▶ **TASK GOAL**
Each line containing the word "name" must be reported.
-.-.-
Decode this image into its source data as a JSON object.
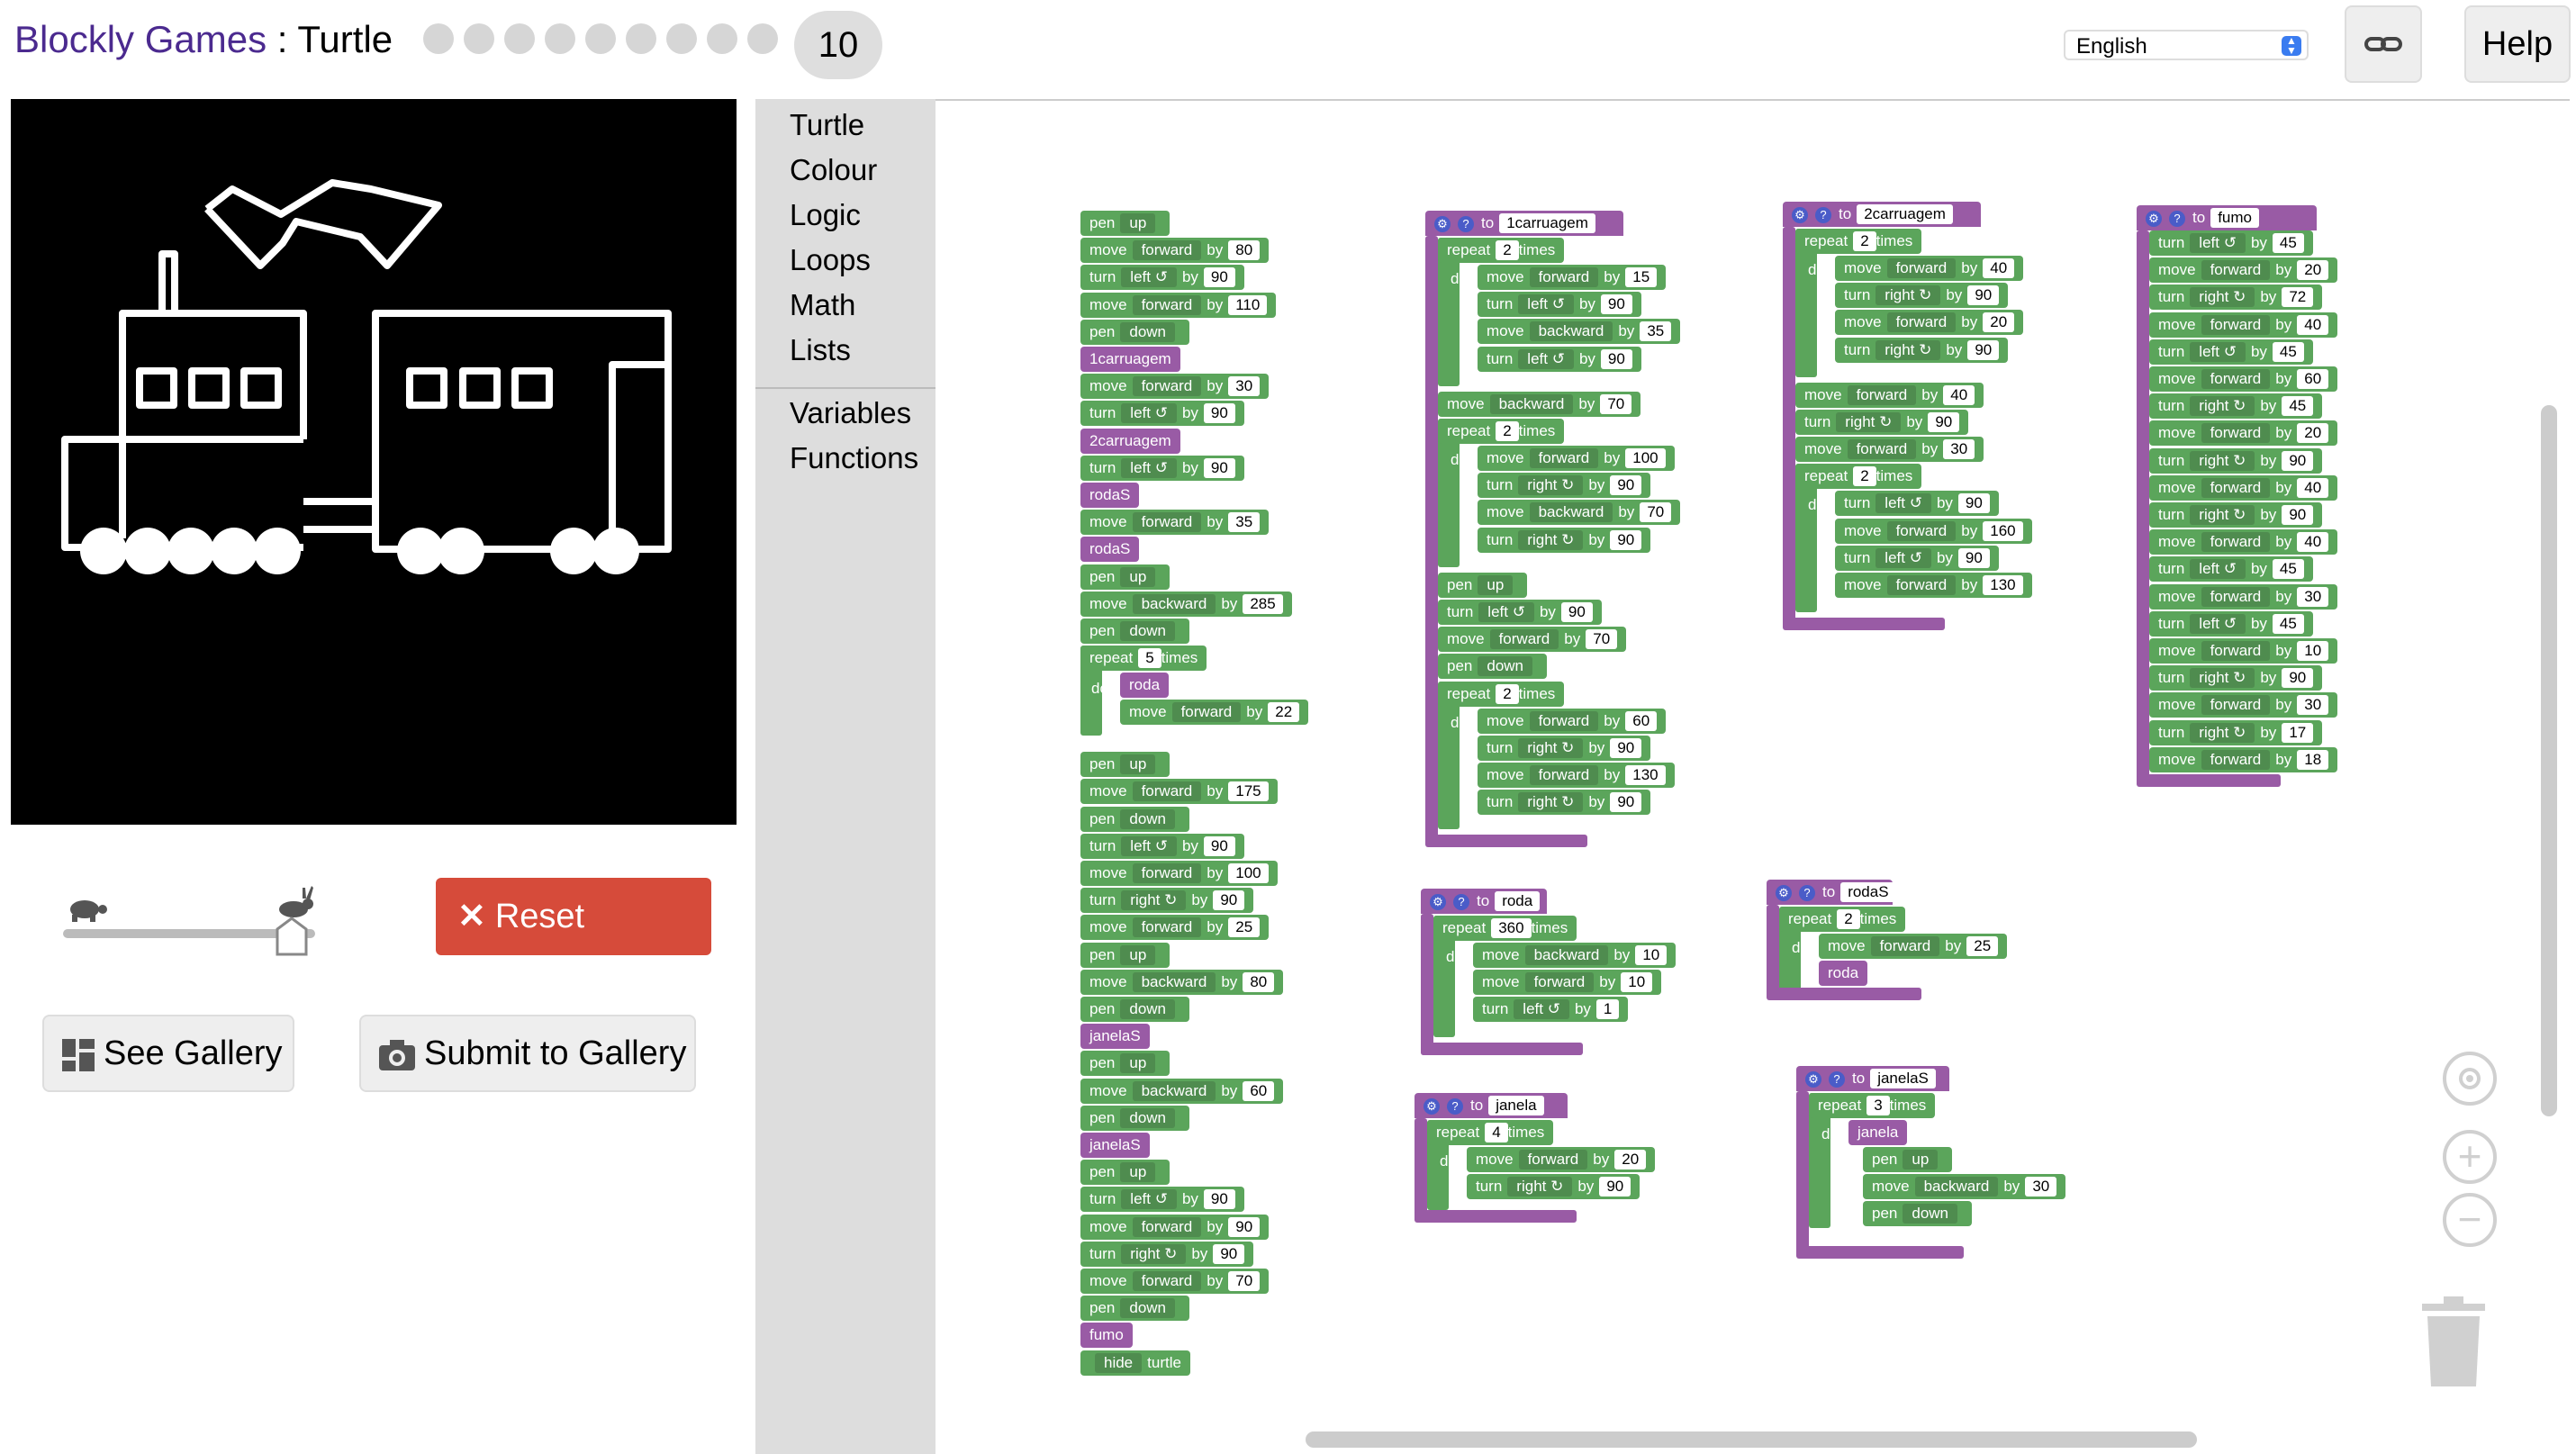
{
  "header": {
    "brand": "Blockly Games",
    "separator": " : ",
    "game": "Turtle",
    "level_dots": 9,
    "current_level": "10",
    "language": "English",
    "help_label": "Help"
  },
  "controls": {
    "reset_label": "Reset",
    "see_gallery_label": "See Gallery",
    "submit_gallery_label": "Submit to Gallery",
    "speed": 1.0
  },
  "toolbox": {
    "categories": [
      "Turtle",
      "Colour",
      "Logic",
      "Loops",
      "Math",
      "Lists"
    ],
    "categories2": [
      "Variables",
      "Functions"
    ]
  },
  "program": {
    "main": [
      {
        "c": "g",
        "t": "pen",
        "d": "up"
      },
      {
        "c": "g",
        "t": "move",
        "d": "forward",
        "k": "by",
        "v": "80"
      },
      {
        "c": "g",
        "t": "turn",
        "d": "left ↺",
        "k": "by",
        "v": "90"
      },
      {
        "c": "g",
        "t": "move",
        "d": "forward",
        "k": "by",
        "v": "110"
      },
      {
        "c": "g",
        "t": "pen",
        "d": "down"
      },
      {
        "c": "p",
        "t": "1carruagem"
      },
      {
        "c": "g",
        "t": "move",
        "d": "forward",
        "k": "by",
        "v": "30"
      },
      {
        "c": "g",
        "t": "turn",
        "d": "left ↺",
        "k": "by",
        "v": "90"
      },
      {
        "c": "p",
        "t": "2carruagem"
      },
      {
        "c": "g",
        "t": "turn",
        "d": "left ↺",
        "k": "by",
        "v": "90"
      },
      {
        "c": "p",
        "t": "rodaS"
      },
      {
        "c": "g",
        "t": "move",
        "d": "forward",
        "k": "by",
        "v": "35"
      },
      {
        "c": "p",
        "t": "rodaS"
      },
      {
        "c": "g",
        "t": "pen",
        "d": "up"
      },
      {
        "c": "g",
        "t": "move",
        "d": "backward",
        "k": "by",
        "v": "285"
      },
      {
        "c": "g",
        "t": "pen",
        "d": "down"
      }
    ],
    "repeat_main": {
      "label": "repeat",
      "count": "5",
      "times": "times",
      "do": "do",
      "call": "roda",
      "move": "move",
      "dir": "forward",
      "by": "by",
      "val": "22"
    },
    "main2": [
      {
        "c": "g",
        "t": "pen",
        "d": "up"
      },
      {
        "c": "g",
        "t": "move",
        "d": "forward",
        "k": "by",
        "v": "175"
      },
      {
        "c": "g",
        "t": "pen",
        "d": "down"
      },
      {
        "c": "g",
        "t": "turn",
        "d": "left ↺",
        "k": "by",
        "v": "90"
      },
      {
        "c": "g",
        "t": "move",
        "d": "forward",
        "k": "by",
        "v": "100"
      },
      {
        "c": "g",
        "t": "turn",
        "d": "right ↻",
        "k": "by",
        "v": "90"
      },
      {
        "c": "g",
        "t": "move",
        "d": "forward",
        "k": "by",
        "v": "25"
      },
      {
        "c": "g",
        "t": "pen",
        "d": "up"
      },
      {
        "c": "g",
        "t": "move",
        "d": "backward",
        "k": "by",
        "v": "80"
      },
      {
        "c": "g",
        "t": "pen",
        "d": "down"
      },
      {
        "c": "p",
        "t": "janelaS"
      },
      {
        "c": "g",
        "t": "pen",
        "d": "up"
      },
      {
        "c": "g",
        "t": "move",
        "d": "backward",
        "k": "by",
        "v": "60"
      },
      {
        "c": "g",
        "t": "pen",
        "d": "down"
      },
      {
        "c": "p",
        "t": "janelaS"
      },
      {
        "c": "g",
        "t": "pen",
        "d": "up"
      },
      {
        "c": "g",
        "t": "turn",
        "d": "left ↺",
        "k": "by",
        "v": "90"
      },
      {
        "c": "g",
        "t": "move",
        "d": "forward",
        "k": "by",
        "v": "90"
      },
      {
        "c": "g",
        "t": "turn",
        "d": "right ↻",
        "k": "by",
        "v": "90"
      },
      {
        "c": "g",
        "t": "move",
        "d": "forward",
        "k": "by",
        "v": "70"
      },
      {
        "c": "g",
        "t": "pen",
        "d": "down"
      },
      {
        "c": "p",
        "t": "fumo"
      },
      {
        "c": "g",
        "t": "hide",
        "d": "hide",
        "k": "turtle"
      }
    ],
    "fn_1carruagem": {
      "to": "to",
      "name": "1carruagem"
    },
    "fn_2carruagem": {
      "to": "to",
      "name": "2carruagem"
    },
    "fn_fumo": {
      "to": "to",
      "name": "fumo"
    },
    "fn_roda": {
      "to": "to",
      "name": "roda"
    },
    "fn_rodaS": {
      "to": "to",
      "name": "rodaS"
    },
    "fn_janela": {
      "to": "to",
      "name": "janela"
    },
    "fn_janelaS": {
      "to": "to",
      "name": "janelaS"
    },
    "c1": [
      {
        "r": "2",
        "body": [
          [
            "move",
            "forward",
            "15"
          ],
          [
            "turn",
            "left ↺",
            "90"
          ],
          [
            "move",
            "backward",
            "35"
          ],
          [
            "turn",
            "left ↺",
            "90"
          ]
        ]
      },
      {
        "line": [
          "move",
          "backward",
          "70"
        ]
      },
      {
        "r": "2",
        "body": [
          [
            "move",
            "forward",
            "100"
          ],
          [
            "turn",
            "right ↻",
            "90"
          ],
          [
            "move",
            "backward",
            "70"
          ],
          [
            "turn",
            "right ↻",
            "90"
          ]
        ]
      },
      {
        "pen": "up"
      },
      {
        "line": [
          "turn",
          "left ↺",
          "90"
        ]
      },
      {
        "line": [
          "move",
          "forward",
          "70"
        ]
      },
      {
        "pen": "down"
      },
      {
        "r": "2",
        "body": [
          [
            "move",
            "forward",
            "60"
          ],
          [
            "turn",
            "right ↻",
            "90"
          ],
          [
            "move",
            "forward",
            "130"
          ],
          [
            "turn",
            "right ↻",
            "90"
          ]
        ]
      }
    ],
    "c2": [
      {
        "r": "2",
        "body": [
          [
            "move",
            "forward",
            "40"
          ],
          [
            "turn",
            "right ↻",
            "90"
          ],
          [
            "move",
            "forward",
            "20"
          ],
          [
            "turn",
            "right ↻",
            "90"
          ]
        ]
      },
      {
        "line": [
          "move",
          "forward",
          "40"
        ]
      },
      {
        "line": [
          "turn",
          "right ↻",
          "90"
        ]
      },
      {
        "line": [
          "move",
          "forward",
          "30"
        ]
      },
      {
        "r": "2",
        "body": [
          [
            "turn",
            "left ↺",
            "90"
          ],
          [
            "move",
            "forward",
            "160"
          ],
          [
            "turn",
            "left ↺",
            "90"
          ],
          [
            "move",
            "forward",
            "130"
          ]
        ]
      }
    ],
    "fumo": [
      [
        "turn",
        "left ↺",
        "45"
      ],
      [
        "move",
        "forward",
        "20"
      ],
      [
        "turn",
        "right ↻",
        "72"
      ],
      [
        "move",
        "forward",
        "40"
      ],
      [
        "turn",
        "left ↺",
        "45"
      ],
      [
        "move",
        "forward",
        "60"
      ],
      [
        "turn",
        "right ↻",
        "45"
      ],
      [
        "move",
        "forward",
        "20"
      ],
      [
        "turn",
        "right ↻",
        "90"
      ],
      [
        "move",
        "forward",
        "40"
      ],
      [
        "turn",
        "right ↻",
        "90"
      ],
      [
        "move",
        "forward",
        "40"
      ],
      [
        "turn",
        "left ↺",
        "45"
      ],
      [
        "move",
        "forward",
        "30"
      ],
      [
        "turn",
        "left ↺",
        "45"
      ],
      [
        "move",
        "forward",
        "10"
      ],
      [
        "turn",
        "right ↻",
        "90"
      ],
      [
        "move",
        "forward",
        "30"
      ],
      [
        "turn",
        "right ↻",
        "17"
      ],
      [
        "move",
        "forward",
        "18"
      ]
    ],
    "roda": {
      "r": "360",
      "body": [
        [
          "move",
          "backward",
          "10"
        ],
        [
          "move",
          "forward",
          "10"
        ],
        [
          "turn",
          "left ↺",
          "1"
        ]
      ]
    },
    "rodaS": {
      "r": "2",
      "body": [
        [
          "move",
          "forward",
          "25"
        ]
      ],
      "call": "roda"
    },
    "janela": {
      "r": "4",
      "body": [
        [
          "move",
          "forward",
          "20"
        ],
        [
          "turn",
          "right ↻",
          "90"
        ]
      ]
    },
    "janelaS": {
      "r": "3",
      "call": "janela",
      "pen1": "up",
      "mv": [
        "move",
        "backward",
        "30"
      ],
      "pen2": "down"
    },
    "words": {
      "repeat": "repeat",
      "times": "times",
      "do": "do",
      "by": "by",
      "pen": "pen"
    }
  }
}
-.-.-
▶ **TASK RESPONSE**
      "name": "1carruagem"
      "name": "2carruagem"
      "name": "fumo"
      "name": "roda"
      "name": "rodaS"
      "name": "janela"
      "name": "janelaS"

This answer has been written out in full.